Tell how many lines contain the word "this". Reply with the number only.

Dataset rows about figures
• • • • • • •

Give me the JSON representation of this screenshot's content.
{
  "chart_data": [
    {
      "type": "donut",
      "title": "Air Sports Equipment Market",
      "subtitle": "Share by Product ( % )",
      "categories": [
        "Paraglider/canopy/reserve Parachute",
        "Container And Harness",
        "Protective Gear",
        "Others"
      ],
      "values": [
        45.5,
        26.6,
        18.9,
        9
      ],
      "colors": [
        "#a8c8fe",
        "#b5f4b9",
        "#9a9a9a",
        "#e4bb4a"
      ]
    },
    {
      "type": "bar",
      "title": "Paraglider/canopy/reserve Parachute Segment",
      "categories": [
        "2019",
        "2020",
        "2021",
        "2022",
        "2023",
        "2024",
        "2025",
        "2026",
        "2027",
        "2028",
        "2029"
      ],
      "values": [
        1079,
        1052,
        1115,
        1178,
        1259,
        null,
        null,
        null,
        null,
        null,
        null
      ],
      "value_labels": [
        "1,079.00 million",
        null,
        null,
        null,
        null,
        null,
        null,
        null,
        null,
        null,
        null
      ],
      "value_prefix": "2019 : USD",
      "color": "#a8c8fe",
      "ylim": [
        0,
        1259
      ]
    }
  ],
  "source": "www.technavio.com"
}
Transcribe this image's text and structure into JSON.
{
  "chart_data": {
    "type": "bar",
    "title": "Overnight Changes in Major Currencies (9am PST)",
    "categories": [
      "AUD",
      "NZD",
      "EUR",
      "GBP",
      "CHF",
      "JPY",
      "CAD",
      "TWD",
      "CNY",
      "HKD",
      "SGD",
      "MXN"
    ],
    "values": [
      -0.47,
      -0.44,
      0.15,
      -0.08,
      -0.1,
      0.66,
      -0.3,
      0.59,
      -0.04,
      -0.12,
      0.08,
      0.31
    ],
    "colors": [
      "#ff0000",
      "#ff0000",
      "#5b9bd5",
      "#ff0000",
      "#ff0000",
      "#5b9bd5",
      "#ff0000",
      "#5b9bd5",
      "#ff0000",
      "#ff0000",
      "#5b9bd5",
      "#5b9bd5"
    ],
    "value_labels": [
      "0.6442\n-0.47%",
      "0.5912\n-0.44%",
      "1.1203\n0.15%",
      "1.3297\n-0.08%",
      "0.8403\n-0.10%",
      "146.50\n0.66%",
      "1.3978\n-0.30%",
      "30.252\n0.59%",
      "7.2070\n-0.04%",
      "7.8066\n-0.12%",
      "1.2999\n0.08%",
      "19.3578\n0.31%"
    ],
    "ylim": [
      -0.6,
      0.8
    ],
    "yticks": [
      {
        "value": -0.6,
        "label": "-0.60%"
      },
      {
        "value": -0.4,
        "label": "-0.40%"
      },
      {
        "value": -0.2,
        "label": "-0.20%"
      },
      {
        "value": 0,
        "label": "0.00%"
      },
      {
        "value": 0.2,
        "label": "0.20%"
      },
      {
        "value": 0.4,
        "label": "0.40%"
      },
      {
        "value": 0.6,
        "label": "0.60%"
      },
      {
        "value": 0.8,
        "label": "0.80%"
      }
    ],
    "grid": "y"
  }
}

• • • • • • •

**COMPLETE ANSWER**
2